• PROBLEM DESCRIPTION
Pick out each line of the records that includes the string "name", and copy it.

======== TASK MATERIAL ========

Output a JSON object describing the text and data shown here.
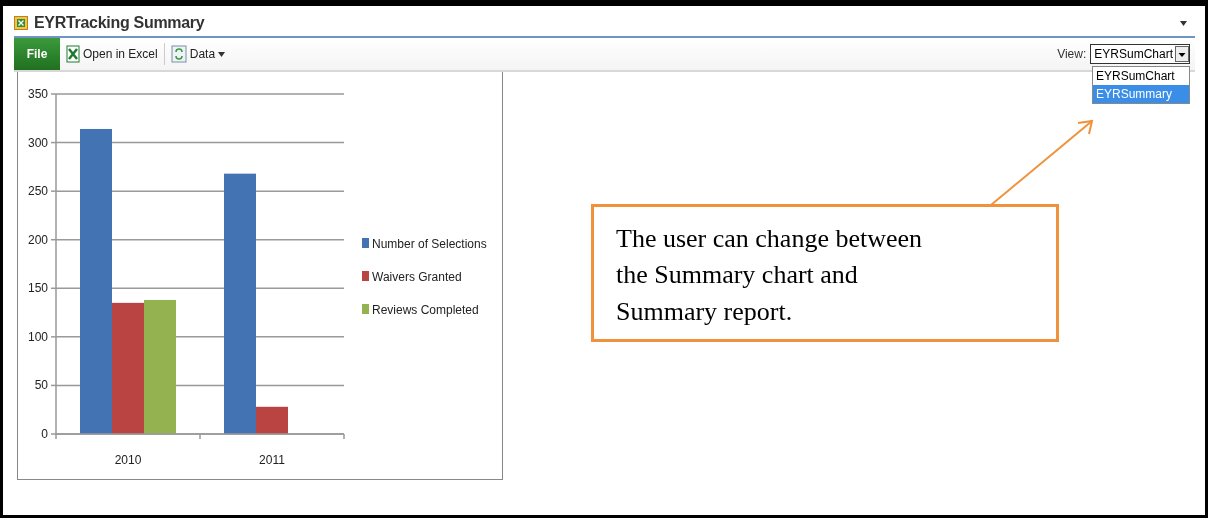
{
  "window": {
    "title": "EYRTracking Summary"
  },
  "toolbar": {
    "file_button": "File",
    "buttons": [
      {
        "kind": "excel",
        "label": "Open in Excel"
      },
      {
        "kind": "data",
        "label": "Data"
      }
    ]
  },
  "view_selector": {
    "label": "View:",
    "value": "EYRSumChart",
    "options": [
      {
        "label": "EYRSumChart",
        "highlighted": false
      },
      {
        "label": "EYRSummary",
        "highlighted": true
      }
    ]
  },
  "chart": {
    "chart_data": {
      "type": "bar",
      "grid": true,
      "legend": true,
      "categories": [
        "2010",
        "2011"
      ],
      "ylim": [
        0,
        350
      ],
      "yticks": [
        0,
        50,
        100,
        150,
        200,
        250,
        300,
        350
      ],
      "series": [
        {
          "name": "Number of Selections",
          "color": "#4473b3",
          "values": [
            314,
            268
          ]
        },
        {
          "name": "Waivers Granted",
          "color": "#b94441",
          "values": [
            135,
            28
          ]
        },
        {
          "name": "Reviews Completed",
          "color": "#94b24f",
          "values": [
            138,
            null
          ]
        }
      ]
    }
  },
  "callout": {
    "text": "The user can change between the Summary chart and Summary report."
  }
}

========

• SOLUTION FOR THIS PROBLEM
          "name": "Number of Selections",
          "name": "Waivers Granted",
          "name": "Reviews Completed",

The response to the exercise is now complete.